* _Brief_: Render every entry exactly as it appears.

* _Records provided_:
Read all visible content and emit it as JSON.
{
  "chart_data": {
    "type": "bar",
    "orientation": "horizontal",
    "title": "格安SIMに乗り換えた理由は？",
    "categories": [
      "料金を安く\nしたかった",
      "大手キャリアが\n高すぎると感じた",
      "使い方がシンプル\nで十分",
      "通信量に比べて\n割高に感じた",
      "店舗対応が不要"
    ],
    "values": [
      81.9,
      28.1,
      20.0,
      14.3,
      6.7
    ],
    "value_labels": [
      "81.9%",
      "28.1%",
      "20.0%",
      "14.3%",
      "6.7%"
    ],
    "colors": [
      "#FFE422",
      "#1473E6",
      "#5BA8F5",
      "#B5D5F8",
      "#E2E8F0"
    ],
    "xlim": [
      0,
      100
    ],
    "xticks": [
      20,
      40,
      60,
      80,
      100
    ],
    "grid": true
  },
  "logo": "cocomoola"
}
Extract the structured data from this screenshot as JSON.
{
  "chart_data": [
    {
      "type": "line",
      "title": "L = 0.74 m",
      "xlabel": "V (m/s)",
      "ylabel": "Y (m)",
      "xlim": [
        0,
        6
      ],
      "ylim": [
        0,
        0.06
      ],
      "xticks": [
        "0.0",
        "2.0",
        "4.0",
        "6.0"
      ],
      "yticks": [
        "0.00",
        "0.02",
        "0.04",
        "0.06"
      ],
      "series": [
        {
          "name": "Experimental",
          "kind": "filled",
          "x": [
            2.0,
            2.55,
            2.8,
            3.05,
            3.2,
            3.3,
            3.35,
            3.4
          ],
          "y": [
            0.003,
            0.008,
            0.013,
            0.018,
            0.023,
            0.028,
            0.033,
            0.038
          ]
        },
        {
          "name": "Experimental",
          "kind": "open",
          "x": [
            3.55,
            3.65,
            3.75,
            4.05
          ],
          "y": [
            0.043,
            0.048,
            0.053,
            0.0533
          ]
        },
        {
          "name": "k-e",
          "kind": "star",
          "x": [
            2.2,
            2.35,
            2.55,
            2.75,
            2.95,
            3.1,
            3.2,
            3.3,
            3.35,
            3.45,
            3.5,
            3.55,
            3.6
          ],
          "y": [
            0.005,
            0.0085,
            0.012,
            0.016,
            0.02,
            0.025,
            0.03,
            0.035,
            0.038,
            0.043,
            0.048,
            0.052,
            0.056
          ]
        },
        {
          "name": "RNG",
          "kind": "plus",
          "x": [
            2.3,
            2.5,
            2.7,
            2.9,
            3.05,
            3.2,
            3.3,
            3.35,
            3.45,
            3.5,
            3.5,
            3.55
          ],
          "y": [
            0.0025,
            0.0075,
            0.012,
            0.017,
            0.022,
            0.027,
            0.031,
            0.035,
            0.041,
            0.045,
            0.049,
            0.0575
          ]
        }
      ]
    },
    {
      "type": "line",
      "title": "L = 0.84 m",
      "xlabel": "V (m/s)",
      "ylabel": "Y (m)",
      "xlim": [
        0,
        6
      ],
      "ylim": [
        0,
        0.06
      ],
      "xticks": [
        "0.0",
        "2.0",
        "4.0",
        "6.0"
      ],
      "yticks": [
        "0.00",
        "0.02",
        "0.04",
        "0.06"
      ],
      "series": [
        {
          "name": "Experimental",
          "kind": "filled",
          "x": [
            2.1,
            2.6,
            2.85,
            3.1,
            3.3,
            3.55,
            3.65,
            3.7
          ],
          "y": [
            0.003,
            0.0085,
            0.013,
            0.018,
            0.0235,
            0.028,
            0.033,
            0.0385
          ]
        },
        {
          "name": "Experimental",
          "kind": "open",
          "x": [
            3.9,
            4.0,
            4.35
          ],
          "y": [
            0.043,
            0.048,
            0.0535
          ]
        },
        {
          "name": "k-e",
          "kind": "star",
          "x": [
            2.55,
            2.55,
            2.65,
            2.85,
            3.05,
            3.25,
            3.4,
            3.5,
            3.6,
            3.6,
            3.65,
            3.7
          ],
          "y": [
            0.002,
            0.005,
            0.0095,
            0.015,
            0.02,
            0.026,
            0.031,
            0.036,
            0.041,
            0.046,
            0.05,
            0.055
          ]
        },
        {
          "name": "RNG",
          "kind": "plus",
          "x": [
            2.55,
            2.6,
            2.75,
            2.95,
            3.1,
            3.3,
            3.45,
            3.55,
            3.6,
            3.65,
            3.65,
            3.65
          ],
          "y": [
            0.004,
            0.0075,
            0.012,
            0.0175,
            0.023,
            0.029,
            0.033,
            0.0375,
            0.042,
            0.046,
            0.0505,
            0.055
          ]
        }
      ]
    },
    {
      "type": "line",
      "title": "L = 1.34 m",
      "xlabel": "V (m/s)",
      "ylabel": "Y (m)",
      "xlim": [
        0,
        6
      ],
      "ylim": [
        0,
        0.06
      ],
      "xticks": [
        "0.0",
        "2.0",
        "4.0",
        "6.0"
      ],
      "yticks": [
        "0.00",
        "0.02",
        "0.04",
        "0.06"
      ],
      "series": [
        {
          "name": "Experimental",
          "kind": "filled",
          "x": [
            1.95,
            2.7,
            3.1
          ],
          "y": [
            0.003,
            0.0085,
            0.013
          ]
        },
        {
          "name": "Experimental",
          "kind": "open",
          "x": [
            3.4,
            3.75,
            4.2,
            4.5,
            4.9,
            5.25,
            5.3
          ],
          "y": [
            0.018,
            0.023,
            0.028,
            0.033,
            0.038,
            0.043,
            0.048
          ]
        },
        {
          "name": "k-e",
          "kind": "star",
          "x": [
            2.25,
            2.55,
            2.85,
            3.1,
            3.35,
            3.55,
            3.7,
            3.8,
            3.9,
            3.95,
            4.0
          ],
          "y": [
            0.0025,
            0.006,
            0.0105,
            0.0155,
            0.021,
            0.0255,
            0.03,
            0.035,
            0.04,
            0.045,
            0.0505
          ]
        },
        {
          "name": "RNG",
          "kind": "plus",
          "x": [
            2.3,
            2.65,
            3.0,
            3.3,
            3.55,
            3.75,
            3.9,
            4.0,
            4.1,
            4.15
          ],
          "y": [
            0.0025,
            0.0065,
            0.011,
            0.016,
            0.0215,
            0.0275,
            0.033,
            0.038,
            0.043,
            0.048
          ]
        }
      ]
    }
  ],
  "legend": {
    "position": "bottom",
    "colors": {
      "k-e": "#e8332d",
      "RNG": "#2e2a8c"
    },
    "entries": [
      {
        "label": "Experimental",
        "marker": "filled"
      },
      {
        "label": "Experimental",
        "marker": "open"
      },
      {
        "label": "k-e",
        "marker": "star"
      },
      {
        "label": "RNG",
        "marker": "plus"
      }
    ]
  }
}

* _Written reply_:
Read all visible content and emit it as JSON.
{
  "chart_data": {
    "type": "bar",
    "orientation": "horizontal",
    "title": "格安SIMに乗り換えた理由は？",
    "categories": [
      "料金を安く\nしたかった",
      "大手キャリアが\n高すぎると感じた",
      "使い方がシンプル\nで十分",
      "通信量に比べて\n割高に感じた",
      "店舗対応が不要"
    ],
    "values": [
      81.9,
      28.1,
      20.0,
      14.3,
      6.7
    ],
    "value_labels": [
      "81.9%",
      "28.1%",
      "20.0%",
      "14.3%",
      "6.7%"
    ],
    "colors": [
      "#FFE422",
      "#1473E6",
      "#5BA8F5",
      "#B5D5F8",
      "#E2E8F0"
    ],
    "xlim": [
      0,
      100
    ],
    "xticks": [
      20,
      40,
      60,
      80,
      100
    ],
    "grid": true
  },
  "logo": "cocomoola"
}
Extract the structured data from this screenshot as JSON.
{
  "chart_data": [
    {
      "type": "line",
      "title": "L = 0.74 m",
      "xlabel": "V (m/s)",
      "ylabel": "Y (m)",
      "xlim": [
        0,
        6
      ],
      "ylim": [
        0,
        0.06
      ],
      "xticks": [
        "0.0",
        "2.0",
        "4.0",
        "6.0"
      ],
      "yticks": [
        "0.00",
        "0.02",
        "0.04",
        "0.06"
      ],
      "series": [
        {
          "name": "Experimental",
          "kind": "filled",
          "x": [
            2.0,
            2.55,
            2.8,
            3.05,
            3.2,
            3.3,
            3.35,
            3.4
          ],
          "y": [
            0.003,
            0.008,
            0.013,
            0.018,
            0.023,
            0.028,
            0.033,
            0.038
          ]
        },
        {
          "name": "Experimental",
          "kind": "open",
          "x": [
            3.55,
            3.65,
            3.75,
            4.05
          ],
          "y": [
            0.043,
            0.048,
            0.053,
            0.0533
          ]
        },
        {
          "name": "k-e",
          "kind": "star",
          "x": [
            2.2,
            2.35,
            2.55,
            2.75,
            2.95,
            3.1,
            3.2,
            3.3,
            3.35,
            3.45,
            3.5,
            3.55,
            3.6
          ],
          "y": [
            0.005,
            0.0085,
            0.012,
            0.016,
            0.02,
            0.025,
            0.03,
            0.035,
            0.038,
            0.043,
            0.048,
            0.052,
            0.056
          ]
        },
        {
          "name": "RNG",
          "kind": "plus",
          "x": [
            2.3,
            2.5,
            2.7,
            2.9,
            3.05,
            3.2,
            3.3,
            3.35,
            3.45,
            3.5,
            3.5,
            3.55
          ],
          "y": [
            0.0025,
            0.0075,
            0.012,
            0.017,
            0.022,
            0.027,
            0.031,
            0.035,
            0.041,
            0.045,
            0.049,
            0.0575
          ]
        }
      ]
    },
    {
      "type": "line",
      "title": "L = 0.84 m",
      "xlabel": "V (m/s)",
      "ylabel": "Y (m)",
      "xlim": [
        0,
        6
      ],
      "ylim": [
        0,
        0.06
      ],
      "xticks": [
        "0.0",
        "2.0",
        "4.0",
        "6.0"
      ],
      "yticks": [
        "0.00",
        "0.02",
        "0.04",
        "0.06"
      ],
      "series": [
        {
          "name": "Experimental",
          "kind": "filled",
          "x": [
            2.1,
            2.6,
            2.85,
            3.1,
            3.3,
            3.55,
            3.65,
            3.7
          ],
          "y": [
            0.003,
            0.0085,
            0.013,
            0.018,
            0.0235,
            0.028,
            0.033,
            0.0385
          ]
        },
        {
          "name": "Experimental",
          "kind": "open",
          "x": [
            3.9,
            4.0,
            4.35
          ],
          "y": [
            0.043,
            0.048,
            0.0535
          ]
        },
        {
          "name": "k-e",
          "kind": "star",
          "x": [
            2.55,
            2.55,
            2.65,
            2.85,
            3.05,
            3.25,
            3.4,
            3.5,
            3.6,
            3.6,
            3.65,
            3.7
          ],
          "y": [
            0.002,
            0.005,
            0.0095,
            0.015,
            0.02,
            0.026,
            0.031,
            0.036,
            0.041,
            0.046,
            0.05,
            0.055
          ]
        },
        {
          "name": "RNG",
          "kind": "plus",
          "x": [
            2.55,
            2.6,
            2.75,
            2.95,
            3.1,
            3.3,
            3.45,
            3.55,
            3.6,
            3.65,
            3.65,
            3.65
          ],
          "y": [
            0.004,
            0.0075,
            0.012,
            0.0175,
            0.023,
            0.029,
            0.033,
            0.0375,
            0.042,
            0.046,
            0.0505,
            0.055
          ]
        }
      ]
    },
    {
      "type": "line",
      "title": "L = 1.34 m",
      "xlabel": "V (m/s)",
      "ylabel": "Y (m)",
      "xlim": [
        0,
        6
      ],
      "ylim": [
        0,
        0.06
      ],
      "xticks": [
        "0.0",
        "2.0",
        "4.0",
        "6.0"
      ],
      "yticks": [
        "0.00",
        "0.02",
        "0.04",
        "0.06"
      ],
      "series": [
        {
          "name": "Experimental",
          "kind": "filled",
          "x": [
            1.95,
            2.7,
            3.1
          ],
          "y": [
            0.003,
            0.0085,
            0.013
          ]
        },
        {
          "name": "Experimental",
          "kind": "open",
          "x": [
            3.4,
            3.75,
            4.2,
            4.5,
            4.9,
            5.25,
            5.3
          ],
          "y": [
            0.018,
            0.023,
            0.028,
            0.033,
            0.038,
            0.043,
            0.048
          ]
        },
        {
          "name": "k-e",
          "kind": "star",
          "x": [
            2.25,
            2.55,
            2.85,
            3.1,
            3.35,
            3.55,
            3.7,
            3.8,
            3.9,
            3.95,
            4.0
          ],
          "y": [
            0.0025,
            0.006,
            0.0105,
            0.0155,
            0.021,
            0.0255,
            0.03,
            0.035,
            0.04,
            0.045,
            0.0505
          ]
        },
        {
          "name": "RNG",
          "kind": "plus",
          "x": [
            2.3,
            2.65,
            3.0,
            3.3,
            3.55,
            3.75,
            3.9,
            4.0,
            4.1,
            4.15
          ],
          "y": [
            0.0025,
            0.0065,
            0.011,
            0.016,
            0.0215,
            0.0275,
            0.033,
            0.038,
            0.043,
            0.048
          ]
        }
      ]
    }
  ],
  "legend": {
    "position": "bottom",
    "colors": {
      "k-e": "#e8332d",
      "RNG": "#2e2a8c"
    },
    "entries": [
      {
        "label": "Experimental",
        "marker": "filled"
      },
      {
        "label": "Experimental",
        "marker": "open"
      },
      {
        "label": "k-e",
        "marker": "star"
      },
      {
        "label": "RNG",
        "marker": "plus"
      }
    ]
  }
}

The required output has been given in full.